• _PROBLEM DESCRIPTION_
Copy down every line where the string "első" shows up.

Part of a data file
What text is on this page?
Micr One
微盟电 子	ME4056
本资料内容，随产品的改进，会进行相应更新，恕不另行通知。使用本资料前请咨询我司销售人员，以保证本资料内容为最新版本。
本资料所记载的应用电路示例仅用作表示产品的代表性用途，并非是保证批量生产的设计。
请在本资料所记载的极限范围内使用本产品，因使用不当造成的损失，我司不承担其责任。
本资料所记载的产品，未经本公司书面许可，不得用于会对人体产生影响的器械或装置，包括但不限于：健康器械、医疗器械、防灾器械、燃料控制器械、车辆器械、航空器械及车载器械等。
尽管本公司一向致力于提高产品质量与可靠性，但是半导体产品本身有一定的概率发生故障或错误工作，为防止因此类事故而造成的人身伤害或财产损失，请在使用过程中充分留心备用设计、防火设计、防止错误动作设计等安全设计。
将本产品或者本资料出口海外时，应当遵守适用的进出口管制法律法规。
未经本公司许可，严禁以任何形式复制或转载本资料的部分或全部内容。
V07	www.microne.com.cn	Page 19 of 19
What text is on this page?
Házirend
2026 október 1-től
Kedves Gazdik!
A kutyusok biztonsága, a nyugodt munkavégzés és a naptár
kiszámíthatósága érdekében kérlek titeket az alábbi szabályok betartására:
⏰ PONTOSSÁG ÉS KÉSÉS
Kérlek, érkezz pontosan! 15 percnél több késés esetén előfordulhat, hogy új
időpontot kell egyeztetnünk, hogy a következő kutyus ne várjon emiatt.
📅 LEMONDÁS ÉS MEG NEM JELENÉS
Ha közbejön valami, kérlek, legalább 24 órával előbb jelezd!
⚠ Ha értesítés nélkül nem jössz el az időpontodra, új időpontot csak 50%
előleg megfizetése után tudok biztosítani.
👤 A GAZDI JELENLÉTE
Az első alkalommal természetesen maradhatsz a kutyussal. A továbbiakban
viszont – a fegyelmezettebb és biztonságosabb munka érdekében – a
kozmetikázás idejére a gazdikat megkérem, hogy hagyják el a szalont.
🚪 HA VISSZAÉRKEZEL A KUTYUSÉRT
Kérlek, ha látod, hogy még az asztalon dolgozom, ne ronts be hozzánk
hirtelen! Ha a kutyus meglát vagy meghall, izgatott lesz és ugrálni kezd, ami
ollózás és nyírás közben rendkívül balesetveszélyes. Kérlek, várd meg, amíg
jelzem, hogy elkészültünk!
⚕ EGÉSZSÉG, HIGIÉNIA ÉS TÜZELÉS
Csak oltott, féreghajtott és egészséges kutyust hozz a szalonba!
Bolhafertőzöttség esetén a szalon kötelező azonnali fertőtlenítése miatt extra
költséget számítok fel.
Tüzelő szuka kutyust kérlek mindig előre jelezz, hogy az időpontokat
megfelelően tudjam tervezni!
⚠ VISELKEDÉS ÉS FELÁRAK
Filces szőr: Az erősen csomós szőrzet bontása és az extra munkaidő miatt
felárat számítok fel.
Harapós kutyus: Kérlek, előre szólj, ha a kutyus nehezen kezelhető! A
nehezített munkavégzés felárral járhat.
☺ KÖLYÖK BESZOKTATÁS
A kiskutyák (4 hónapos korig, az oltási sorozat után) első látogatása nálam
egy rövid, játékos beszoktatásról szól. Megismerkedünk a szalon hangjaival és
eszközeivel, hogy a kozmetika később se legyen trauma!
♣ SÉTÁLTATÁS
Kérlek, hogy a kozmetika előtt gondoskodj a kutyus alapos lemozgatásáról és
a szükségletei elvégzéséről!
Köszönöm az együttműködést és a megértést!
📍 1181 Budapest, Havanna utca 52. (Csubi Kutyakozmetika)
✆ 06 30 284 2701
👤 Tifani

• _EXERCISE SOLUTION_
Az első alkalommal természetesen maradhatsz a kutyussal. A továbbiakban
A kiskutyák (4 hónapos korig, az oltási sorozat után) első látogatása nálam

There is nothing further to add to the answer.